→ WHAT TO WORK ON:
Reproduce every entry exactly.

→ ENTRIES PROVIDED:
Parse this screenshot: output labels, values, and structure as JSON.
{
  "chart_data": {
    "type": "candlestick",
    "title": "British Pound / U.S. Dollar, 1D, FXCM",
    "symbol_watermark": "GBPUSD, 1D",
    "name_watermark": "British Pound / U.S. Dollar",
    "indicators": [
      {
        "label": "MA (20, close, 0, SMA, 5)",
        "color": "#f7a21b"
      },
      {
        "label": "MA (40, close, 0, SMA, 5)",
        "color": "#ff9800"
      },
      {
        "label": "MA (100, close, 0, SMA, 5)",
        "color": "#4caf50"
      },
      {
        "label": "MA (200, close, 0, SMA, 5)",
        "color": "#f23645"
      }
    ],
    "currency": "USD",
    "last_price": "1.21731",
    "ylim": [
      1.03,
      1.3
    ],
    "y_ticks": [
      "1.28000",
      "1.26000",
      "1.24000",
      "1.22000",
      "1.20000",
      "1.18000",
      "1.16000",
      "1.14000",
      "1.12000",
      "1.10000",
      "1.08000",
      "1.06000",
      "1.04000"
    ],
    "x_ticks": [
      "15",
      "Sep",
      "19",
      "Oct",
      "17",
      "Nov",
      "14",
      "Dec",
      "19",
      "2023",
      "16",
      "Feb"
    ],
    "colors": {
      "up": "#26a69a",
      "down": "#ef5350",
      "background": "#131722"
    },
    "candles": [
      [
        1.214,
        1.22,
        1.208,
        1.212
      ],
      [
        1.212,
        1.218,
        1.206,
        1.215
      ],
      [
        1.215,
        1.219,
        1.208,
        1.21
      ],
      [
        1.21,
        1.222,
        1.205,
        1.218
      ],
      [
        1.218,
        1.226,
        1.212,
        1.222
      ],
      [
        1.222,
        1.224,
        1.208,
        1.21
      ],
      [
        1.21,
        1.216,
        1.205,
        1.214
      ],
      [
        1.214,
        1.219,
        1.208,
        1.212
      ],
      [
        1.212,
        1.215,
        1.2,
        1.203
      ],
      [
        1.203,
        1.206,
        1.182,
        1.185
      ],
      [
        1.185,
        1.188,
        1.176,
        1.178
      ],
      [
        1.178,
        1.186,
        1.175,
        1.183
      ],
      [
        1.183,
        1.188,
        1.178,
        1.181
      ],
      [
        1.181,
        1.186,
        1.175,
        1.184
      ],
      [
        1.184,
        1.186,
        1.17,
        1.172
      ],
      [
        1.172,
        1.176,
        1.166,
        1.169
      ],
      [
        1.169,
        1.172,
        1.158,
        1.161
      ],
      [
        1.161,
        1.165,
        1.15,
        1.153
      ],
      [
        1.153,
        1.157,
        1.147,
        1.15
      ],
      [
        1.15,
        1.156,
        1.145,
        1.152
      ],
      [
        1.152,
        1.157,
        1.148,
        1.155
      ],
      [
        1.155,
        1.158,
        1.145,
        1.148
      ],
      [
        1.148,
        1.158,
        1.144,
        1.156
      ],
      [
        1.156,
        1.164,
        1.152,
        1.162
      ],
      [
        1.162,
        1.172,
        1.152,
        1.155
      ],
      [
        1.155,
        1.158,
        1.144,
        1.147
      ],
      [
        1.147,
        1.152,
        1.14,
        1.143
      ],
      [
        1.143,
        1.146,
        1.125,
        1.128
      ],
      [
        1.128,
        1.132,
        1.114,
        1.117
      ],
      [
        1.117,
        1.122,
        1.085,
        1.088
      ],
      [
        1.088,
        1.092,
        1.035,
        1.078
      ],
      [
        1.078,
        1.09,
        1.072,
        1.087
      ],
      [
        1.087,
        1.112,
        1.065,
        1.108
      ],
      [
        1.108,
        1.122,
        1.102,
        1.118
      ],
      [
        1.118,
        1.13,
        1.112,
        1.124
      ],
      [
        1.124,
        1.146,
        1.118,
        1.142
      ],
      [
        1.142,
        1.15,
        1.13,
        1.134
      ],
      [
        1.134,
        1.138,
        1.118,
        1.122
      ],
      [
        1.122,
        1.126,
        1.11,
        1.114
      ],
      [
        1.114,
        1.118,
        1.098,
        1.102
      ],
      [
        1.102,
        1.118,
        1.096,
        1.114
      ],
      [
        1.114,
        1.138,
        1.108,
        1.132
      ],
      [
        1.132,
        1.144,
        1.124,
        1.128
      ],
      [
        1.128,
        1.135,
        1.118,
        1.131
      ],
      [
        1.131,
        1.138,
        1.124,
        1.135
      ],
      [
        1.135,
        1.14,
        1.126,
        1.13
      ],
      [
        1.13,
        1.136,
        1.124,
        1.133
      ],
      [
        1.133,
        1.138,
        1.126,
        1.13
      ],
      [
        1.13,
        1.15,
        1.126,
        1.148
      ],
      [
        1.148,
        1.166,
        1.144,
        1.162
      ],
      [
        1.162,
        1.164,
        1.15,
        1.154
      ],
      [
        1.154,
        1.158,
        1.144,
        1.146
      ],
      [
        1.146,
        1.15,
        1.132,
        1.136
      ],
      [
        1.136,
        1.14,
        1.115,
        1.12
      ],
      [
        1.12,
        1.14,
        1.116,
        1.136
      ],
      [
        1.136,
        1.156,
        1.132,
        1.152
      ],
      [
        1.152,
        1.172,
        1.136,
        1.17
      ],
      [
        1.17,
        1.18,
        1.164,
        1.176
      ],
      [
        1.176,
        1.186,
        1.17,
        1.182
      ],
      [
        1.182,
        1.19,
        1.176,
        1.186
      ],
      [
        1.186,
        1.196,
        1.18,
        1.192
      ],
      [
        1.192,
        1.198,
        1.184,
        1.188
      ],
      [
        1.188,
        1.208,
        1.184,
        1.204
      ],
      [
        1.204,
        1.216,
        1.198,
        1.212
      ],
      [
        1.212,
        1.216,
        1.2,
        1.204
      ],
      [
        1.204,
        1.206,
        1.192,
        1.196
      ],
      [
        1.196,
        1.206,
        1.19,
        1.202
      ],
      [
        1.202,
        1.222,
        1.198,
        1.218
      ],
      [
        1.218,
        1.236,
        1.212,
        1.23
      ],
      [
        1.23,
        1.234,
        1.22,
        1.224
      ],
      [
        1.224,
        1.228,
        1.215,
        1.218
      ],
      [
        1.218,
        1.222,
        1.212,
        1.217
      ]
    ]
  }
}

→ FULL OUTPUT:
Parse this screenshot: output labels, values, and structure as JSON.
{
  "chart_data": {
    "type": "candlestick",
    "title": "British Pound / U.S. Dollar, 1D, FXCM",
    "symbol_watermark": "GBPUSD, 1D",
    "name_watermark": "British Pound / U.S. Dollar",
    "indicators": [
      {
        "label": "MA (20, close, 0, SMA, 5)",
        "color": "#f7a21b"
      },
      {
        "label": "MA (40, close, 0, SMA, 5)",
        "color": "#ff9800"
      },
      {
        "label": "MA (100, close, 0, SMA, 5)",
        "color": "#4caf50"
      },
      {
        "label": "MA (200, close, 0, SMA, 5)",
        "color": "#f23645"
      }
    ],
    "currency": "USD",
    "last_price": "1.21731",
    "ylim": [
      1.03,
      1.3
    ],
    "y_ticks": [
      "1.28000",
      "1.26000",
      "1.24000",
      "1.22000",
      "1.20000",
      "1.18000",
      "1.16000",
      "1.14000",
      "1.12000",
      "1.10000",
      "1.08000",
      "1.06000",
      "1.04000"
    ],
    "x_ticks": [
      "15",
      "Sep",
      "19",
      "Oct",
      "17",
      "Nov",
      "14",
      "Dec",
      "19",
      "2023",
      "16",
      "Feb"
    ],
    "colors": {
      "up": "#26a69a",
      "down": "#ef5350",
      "background": "#131722"
    },
    "candles": [
      [
        1.214,
        1.22,
        1.208,
        1.212
      ],
      [
        1.212,
        1.218,
        1.206,
        1.215
      ],
      [
        1.215,
        1.219,
        1.208,
        1.21
      ],
      [
        1.21,
        1.222,
        1.205,
        1.218
      ],
      [
        1.218,
        1.226,
        1.212,
        1.222
      ],
      [
        1.222,
        1.224,
        1.208,
        1.21
      ],
      [
        1.21,
        1.216,
        1.205,
        1.214
      ],
      [
        1.214,
        1.219,
        1.208,
        1.212
      ],
      [
        1.212,
        1.215,
        1.2,
        1.203
      ],
      [
        1.203,
        1.206,
        1.182,
        1.185
      ],
      [
        1.185,
        1.188,
        1.176,
        1.178
      ],
      [
        1.178,
        1.186,
        1.175,
        1.183
      ],
      [
        1.183,
        1.188,
        1.178,
        1.181
      ],
      [
        1.181,
        1.186,
        1.175,
        1.184
      ],
      [
        1.184,
        1.186,
        1.17,
        1.172
      ],
      [
        1.172,
        1.176,
        1.166,
        1.169
      ],
      [
        1.169,
        1.172,
        1.158,
        1.161
      ],
      [
        1.161,
        1.165,
        1.15,
        1.153
      ],
      [
        1.153,
        1.157,
        1.147,
        1.15
      ],
      [
        1.15,
        1.156,
        1.145,
        1.152
      ],
      [
        1.152,
        1.157,
        1.148,
        1.155
      ],
      [
        1.155,
        1.158,
        1.145,
        1.148
      ],
      [
        1.148,
        1.158,
        1.144,
        1.156
      ],
      [
        1.156,
        1.164,
        1.152,
        1.162
      ],
      [
        1.162,
        1.172,
        1.152,
        1.155
      ],
      [
        1.155,
        1.158,
        1.144,
        1.147
      ],
      [
        1.147,
        1.152,
        1.14,
        1.143
      ],
      [
        1.143,
        1.146,
        1.125,
        1.128
      ],
      [
        1.128,
        1.132,
        1.114,
        1.117
      ],
      [
        1.117,
        1.122,
        1.085,
        1.088
      ],
      [
        1.088,
        1.092,
        1.035,
        1.078
      ],
      [
        1.078,
        1.09,
        1.072,
        1.087
      ],
      [
        1.087,
        1.112,
        1.065,
        1.108
      ],
      [
        1.108,
        1.122,
        1.102,
        1.118
      ],
      [
        1.118,
        1.13,
        1.112,
        1.124
      ],
      [
        1.124,
        1.146,
        1.118,
        1.142
      ],
      [
        1.142,
        1.15,
        1.13,
        1.134
      ],
      [
        1.134,
        1.138,
        1.118,
        1.122
      ],
      [
        1.122,
        1.126,
        1.11,
        1.114
      ],
      [
        1.114,
        1.118,
        1.098,
        1.102
      ],
      [
        1.102,
        1.118,
        1.096,
        1.114
      ],
      [
        1.114,
        1.138,
        1.108,
        1.132
      ],
      [
        1.132,
        1.144,
        1.124,
        1.128
      ],
      [
        1.128,
        1.135,
        1.118,
        1.131
      ],
      [
        1.131,
        1.138,
        1.124,
        1.135
      ],
      [
        1.135,
        1.14,
        1.126,
        1.13
      ],
      [
        1.13,
        1.136,
        1.124,
        1.133
      ],
      [
        1.133,
        1.138,
        1.126,
        1.13
      ],
      [
        1.13,
        1.15,
        1.126,
        1.148
      ],
      [
        1.148,
        1.166,
        1.144,
        1.162
      ],
      [
        1.162,
        1.164,
        1.15,
        1.154
      ],
      [
        1.154,
        1.158,
        1.144,
        1.146
      ],
      [
        1.146,
        1.15,
        1.132,
        1.136
      ],
      [
        1.136,
        1.14,
        1.115,
        1.12
      ],
      [
        1.12,
        1.14,
        1.116,
        1.136
      ],
      [
        1.136,
        1.156,
        1.132,
        1.152
      ],
      [
        1.152,
        1.172,
        1.136,
        1.17
      ],
      [
        1.17,
        1.18,
        1.164,
        1.176
      ],
      [
        1.176,
        1.186,
        1.17,
        1.182
      ],
      [
        1.182,
        1.19,
        1.176,
        1.186
      ],
      [
        1.186,
        1.196,
        1.18,
        1.192
      ],
      [
        1.192,
        1.198,
        1.184,
        1.188
      ],
      [
        1.188,
        1.208,
        1.184,
        1.204
      ],
      [
        1.204,
        1.216,
        1.198,
        1.212
      ],
      [
        1.212,
        1.216,
        1.2,
        1.204
      ],
      [
        1.204,
        1.206,
        1.192,
        1.196
      ],
      [
        1.196,
        1.206,
        1.19,
        1.202
      ],
      [
        1.202,
        1.222,
        1.198,
        1.218
      ],
      [
        1.218,
        1.236,
        1.212,
        1.23
      ],
      [
        1.23,
        1.234,
        1.22,
        1.224
      ],
      [
        1.224,
        1.228,
        1.215,
        1.218
      ],
      [
        1.218,
        1.222,
        1.212,
        1.217
      ]
    ]
  }
}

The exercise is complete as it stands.